*Task data*
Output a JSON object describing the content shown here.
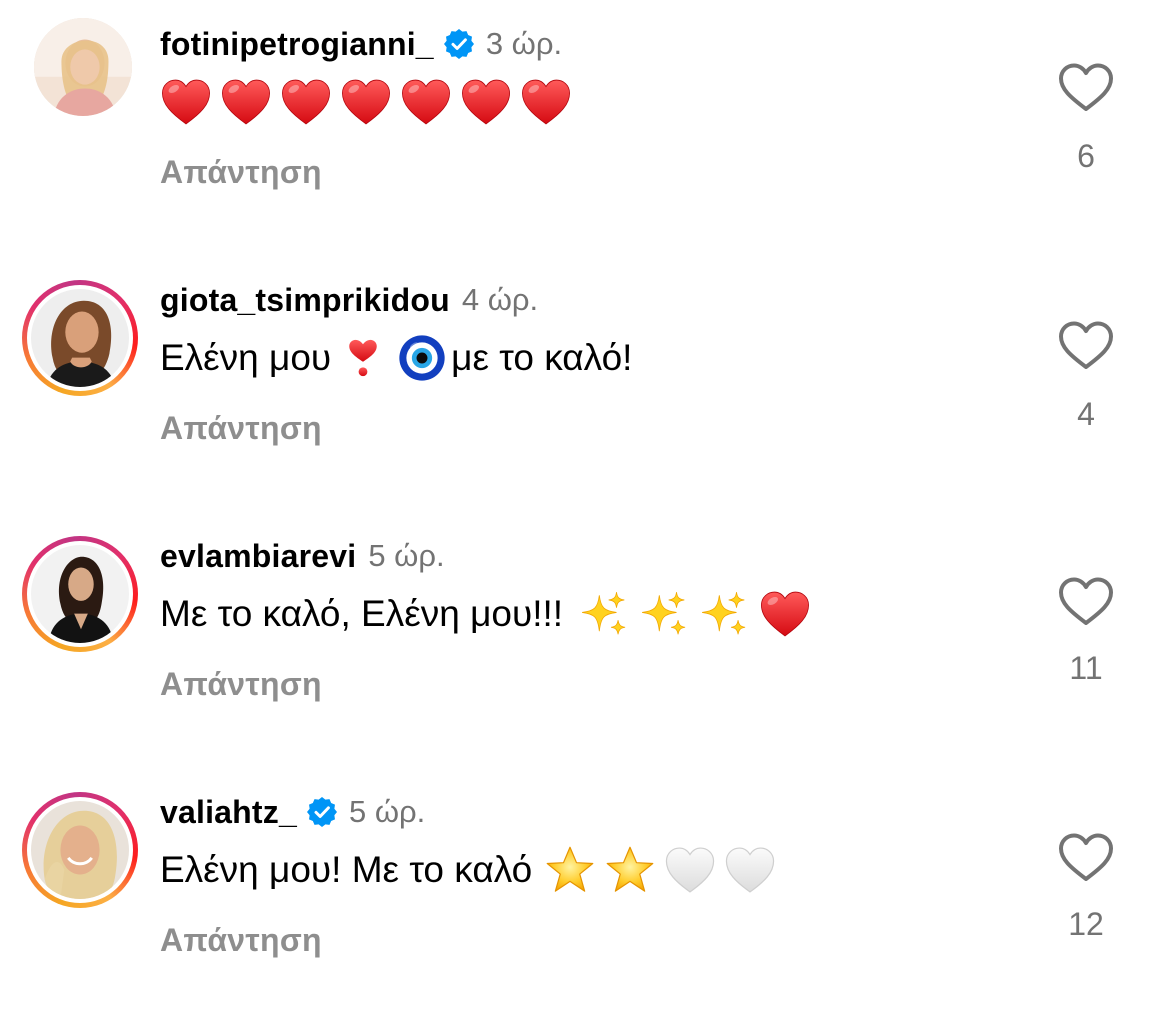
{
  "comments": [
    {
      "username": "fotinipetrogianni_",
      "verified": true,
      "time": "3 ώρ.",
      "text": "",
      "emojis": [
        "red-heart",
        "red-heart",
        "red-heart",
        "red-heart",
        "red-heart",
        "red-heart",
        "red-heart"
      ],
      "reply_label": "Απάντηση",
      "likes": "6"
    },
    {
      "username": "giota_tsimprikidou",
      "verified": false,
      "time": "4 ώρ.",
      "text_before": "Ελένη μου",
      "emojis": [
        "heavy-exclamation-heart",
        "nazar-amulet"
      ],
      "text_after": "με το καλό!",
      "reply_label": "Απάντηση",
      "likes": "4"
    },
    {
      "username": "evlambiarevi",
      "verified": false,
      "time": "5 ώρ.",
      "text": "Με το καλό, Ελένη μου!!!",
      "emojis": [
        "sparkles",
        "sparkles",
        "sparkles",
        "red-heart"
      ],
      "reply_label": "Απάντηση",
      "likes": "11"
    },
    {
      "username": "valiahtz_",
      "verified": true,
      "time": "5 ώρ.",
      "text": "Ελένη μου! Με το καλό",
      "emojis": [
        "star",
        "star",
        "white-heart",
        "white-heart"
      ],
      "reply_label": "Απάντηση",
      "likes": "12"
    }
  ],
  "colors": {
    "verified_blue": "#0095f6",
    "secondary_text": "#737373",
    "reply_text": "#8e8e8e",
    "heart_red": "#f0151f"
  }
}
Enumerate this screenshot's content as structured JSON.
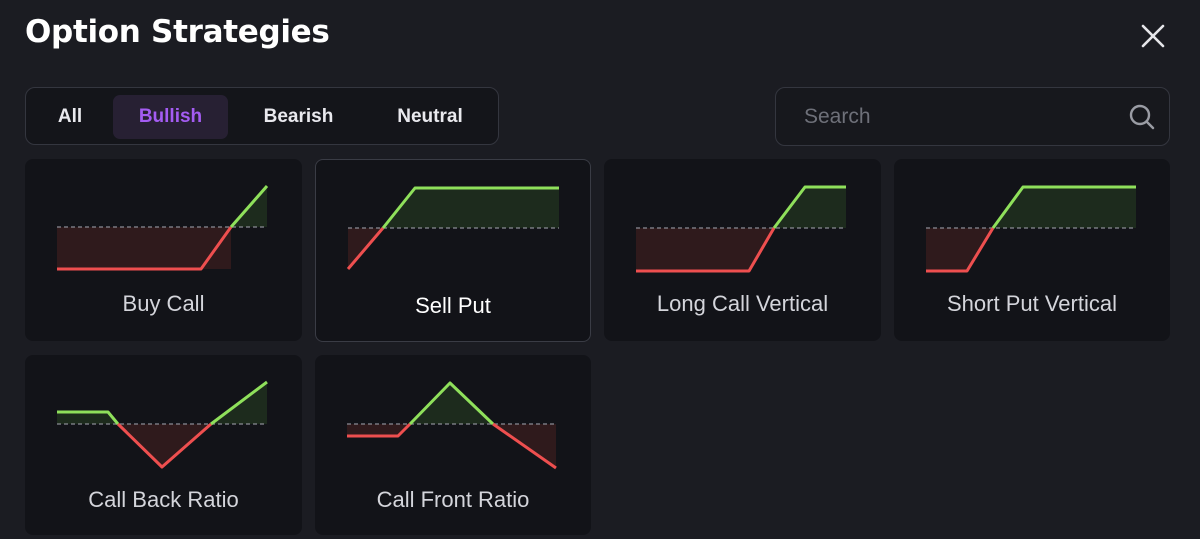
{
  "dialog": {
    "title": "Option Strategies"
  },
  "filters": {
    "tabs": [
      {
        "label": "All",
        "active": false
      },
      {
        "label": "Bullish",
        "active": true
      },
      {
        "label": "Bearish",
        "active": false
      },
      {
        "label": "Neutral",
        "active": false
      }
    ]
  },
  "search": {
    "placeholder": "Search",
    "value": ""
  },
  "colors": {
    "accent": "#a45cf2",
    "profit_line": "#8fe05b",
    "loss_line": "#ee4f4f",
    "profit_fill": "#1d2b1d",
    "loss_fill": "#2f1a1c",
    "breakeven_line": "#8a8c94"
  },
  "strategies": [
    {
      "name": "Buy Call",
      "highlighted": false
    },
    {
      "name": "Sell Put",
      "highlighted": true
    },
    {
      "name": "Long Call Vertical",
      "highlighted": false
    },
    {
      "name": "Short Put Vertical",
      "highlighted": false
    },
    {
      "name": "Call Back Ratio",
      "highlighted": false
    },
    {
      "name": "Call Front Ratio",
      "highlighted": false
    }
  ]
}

*Written request*
Copy out the records above in full, exactly as written, but not the pictures.

*Full response*
Output a JSON object describing the content shown here.
{
  "comments": [
    {
      "username": "fotinipetrogianni_",
      "verified": true,
      "time": "3 ώρ.",
      "text": "",
      "emojis": [
        "red-heart",
        "red-heart",
        "red-heart",
        "red-heart",
        "red-heart",
        "red-heart",
        "red-heart"
      ],
      "reply_label": "Απάντηση",
      "likes": "6"
    },
    {
      "username": "giota_tsimprikidou",
      "verified": false,
      "time": "4 ώρ.",
      "text_before": "Ελένη μου",
      "emojis": [
        "heavy-exclamation-heart",
        "nazar-amulet"
      ],
      "text_after": "με το καλό!",
      "reply_label": "Απάντηση",
      "likes": "4"
    },
    {
      "username": "evlambiarevi",
      "verified": false,
      "time": "5 ώρ.",
      "text": "Με το καλό, Ελένη μου!!!",
      "emojis": [
        "sparkles",
        "sparkles",
        "sparkles",
        "red-heart"
      ],
      "reply_label": "Απάντηση",
      "likes": "11"
    },
    {
      "username": "valiahtz_",
      "verified": true,
      "time": "5 ώρ.",
      "text": "Ελένη μου! Με το καλό",
      "emojis": [
        "star",
        "star",
        "white-heart",
        "white-heart"
      ],
      "reply_label": "Απάντηση",
      "likes": "12"
    }
  ],
  "colors": {
    "verified_blue": "#0095f6",
    "secondary_text": "#737373",
    "reply_text": "#8e8e8e",
    "heart_red": "#f0151f"
  }
}
Enumerate this screenshot's content as structured JSON.
{
  "dialog": {
    "title": "Option Strategies"
  },
  "filters": {
    "tabs": [
      {
        "label": "All",
        "active": false
      },
      {
        "label": "Bullish",
        "active": true
      },
      {
        "label": "Bearish",
        "active": false
      },
      {
        "label": "Neutral",
        "active": false
      }
    ]
  },
  "search": {
    "placeholder": "Search",
    "value": ""
  },
  "colors": {
    "accent": "#a45cf2",
    "profit_line": "#8fe05b",
    "loss_line": "#ee4f4f",
    "profit_fill": "#1d2b1d",
    "loss_fill": "#2f1a1c",
    "breakeven_line": "#8a8c94"
  },
  "strategies": [
    {
      "name": "Buy Call",
      "highlighted": false
    },
    {
      "name": "Sell Put",
      "highlighted": true
    },
    {
      "name": "Long Call Vertical",
      "highlighted": false
    },
    {
      "name": "Short Put Vertical",
      "highlighted": false
    },
    {
      "name": "Call Back Ratio",
      "highlighted": false
    },
    {
      "name": "Call Front Ratio",
      "highlighted": false
    }
  ]
}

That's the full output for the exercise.